:: Records provided ::

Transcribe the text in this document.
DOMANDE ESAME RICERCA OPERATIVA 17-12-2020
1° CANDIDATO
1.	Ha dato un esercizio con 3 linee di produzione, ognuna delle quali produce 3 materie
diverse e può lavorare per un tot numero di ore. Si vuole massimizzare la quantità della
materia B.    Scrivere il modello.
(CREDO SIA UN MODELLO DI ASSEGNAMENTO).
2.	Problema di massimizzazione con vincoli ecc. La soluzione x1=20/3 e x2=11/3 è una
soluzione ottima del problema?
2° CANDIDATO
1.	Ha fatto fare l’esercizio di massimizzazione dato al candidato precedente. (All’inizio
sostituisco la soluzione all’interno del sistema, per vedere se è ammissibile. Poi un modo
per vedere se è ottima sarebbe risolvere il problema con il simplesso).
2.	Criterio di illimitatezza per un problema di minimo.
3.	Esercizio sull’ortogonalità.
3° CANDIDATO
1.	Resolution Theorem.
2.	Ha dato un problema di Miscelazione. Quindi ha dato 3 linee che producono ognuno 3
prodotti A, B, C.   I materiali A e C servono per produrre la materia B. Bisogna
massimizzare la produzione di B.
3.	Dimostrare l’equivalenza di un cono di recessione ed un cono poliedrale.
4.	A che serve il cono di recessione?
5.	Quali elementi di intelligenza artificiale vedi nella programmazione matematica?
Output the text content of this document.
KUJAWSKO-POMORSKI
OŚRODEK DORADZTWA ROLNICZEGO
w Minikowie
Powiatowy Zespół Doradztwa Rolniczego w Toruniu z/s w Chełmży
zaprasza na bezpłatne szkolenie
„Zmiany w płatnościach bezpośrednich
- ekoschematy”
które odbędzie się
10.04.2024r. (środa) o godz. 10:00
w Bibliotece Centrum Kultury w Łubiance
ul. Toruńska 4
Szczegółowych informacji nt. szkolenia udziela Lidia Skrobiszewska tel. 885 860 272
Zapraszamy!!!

:::

▶ What to work on
Write out the records above again, keeping each one identical to the original.

▶ Result below
Transcribe the text in this document.
DOMANDE ESAME RICERCA OPERATIVA 17-12-2020
1° CANDIDATO
1.	Ha dato un esercizio con 3 linee di produzione, ognuna delle quali produce 3 materie
diverse e può lavorare per un tot numero di ore. Si vuole massimizzare la quantità della
materia B.    Scrivere il modello.
(CREDO SIA UN MODELLO DI ASSEGNAMENTO).
2.	Problema di massimizzazione con vincoli ecc. La soluzione x1=20/3 e x2=11/3 è una
soluzione ottima del problema?
2° CANDIDATO
1.	Ha fatto fare l’esercizio di massimizzazione dato al candidato precedente. (All’inizio
sostituisco la soluzione all’interno del sistema, per vedere se è ammissibile. Poi un modo
per vedere se è ottima sarebbe risolvere il problema con il simplesso).
2.	Criterio di illimitatezza per un problema di minimo.
3.	Esercizio sull’ortogonalità.
3° CANDIDATO
1.	Resolution Theorem.
2.	Ha dato un problema di Miscelazione. Quindi ha dato 3 linee che producono ognuno 3
prodotti A, B, C.   I materiali A e C servono per produrre la materia B. Bisogna
massimizzare la produzione di B.
3.	Dimostrare l’equivalenza di un cono di recessione ed un cono poliedrale.
4.	A che serve il cono di recessione?
5.	Quali elementi di intelligenza artificiale vedi nella programmazione matematica?
Output the text content of this document.
KUJAWSKO-POMORSKI
OŚRODEK DORADZTWA ROLNICZEGO
w Minikowie
Powiatowy Zespół Doradztwa Rolniczego w Toruniu z/s w Chełmży
zaprasza na bezpłatne szkolenie
„Zmiany w płatnościach bezpośrednich
- ekoschematy”
które odbędzie się
10.04.2024r. (środa) o godz. 10:00
w Bibliotece Centrum Kultury w Łubiance
ul. Toruńska 4
Szczegółowych informacji nt. szkolenia udziela Lidia Skrobiszewska tel. 885 860 272
Zapraszamy!!!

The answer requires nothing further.